**The task**
Skip the pictures. Transcribe the rest of the data below without changing a word.
start Data extract
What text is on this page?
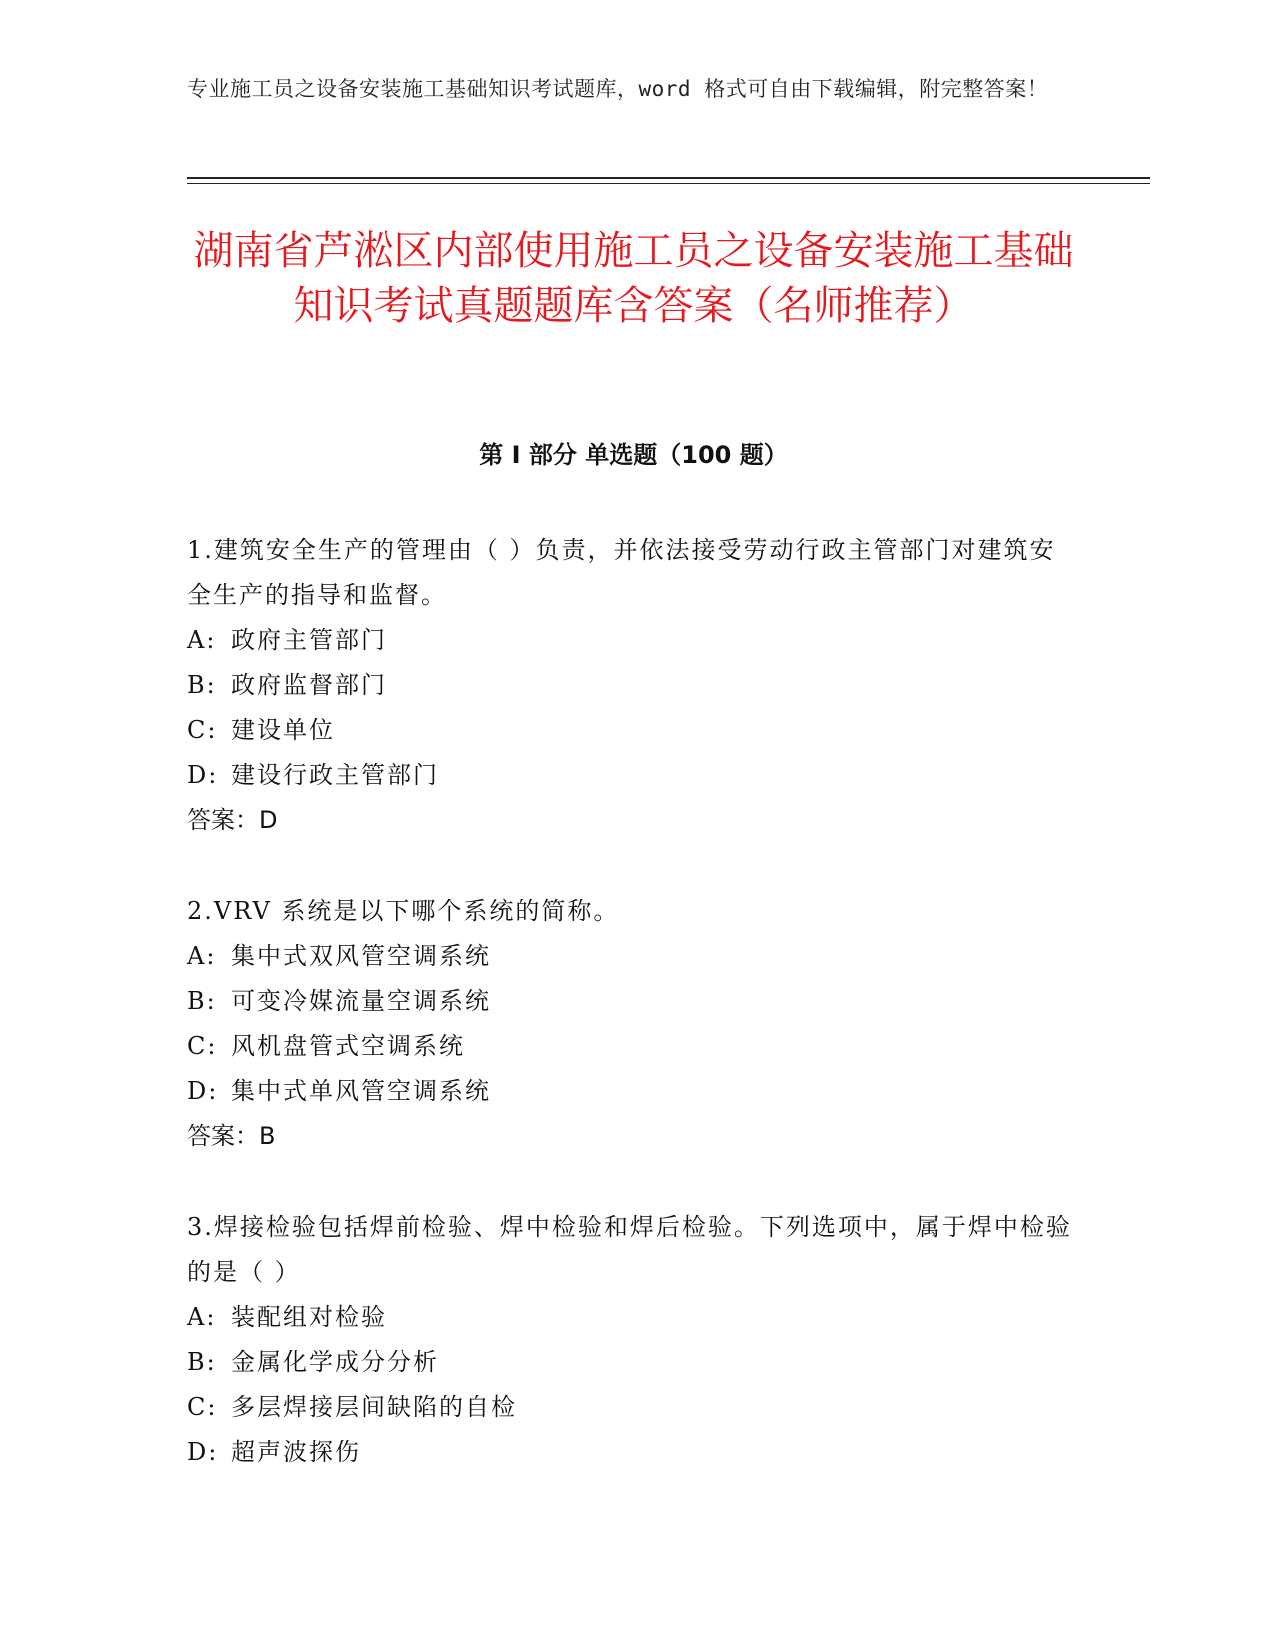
专业施工员之设备安装施工基础知识考试题库，word 格式可自由下载编辑，附完整答案！
湖南省芦淞区内部使用施工员之设备安装施工基础知识考试真题题库含答案（名师推荐）
第 I 部分 单选题（100 题）
1.建筑安全生产的管理由（ ）负责，并依法接受劳动行政主管部门对建筑安全生产的指导和监督。
A: 政府主管部门
B: 政府监督部门
C: 建设单位
D: 建设行政主管部门
答案：D
2.VRV 系统是以下哪个系统的简称。
A: 集中式双风管空调系统
B: 可变冷媒流量空调系统
C: 风机盘管式空调系统
D: 集中式单风管空调系统
答案：B
3.焊接检验包括焊前检验、焊中检验和焊后检验。下列选项中，属于焊中检验的是（ ）
A: 装配组对检验
B: 金属化学成分分析
C: 多层焊接层间缺陷的自检
D: 超声波探伤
end Data extract
**Answer for this exercise**
What text is on this page?
专业施工员之设备安装施工基础知识考试题库，word 格式可自由下载编辑，附完整答案！
湖南省芦淞区内部使用施工员之设备安装施工基础知识考试真题题库含答案（名师推荐）
第 I 部分 单选题（100 题）
1.建筑安全生产的管理由（ ）负责，并依法接受劳动行政主管部门对建筑安全生产的指导和监督。
A: 政府主管部门
B: 政府监督部门
C: 建设单位
D: 建设行政主管部门
答案：D
2.VRV 系统是以下哪个系统的简称。
A: 集中式双风管空调系统
B: 可变冷媒流量空调系统
C: 风机盘管式空调系统
D: 集中式单风管空调系统
答案：B
3.焊接检验包括焊前检验、焊中检验和焊后检验。下列选项中，属于焊中检验的是（ ）
A: 装配组对检验
B: 金属化学成分分析
C: 多层焊接层间缺陷的自检
D: 超声波探伤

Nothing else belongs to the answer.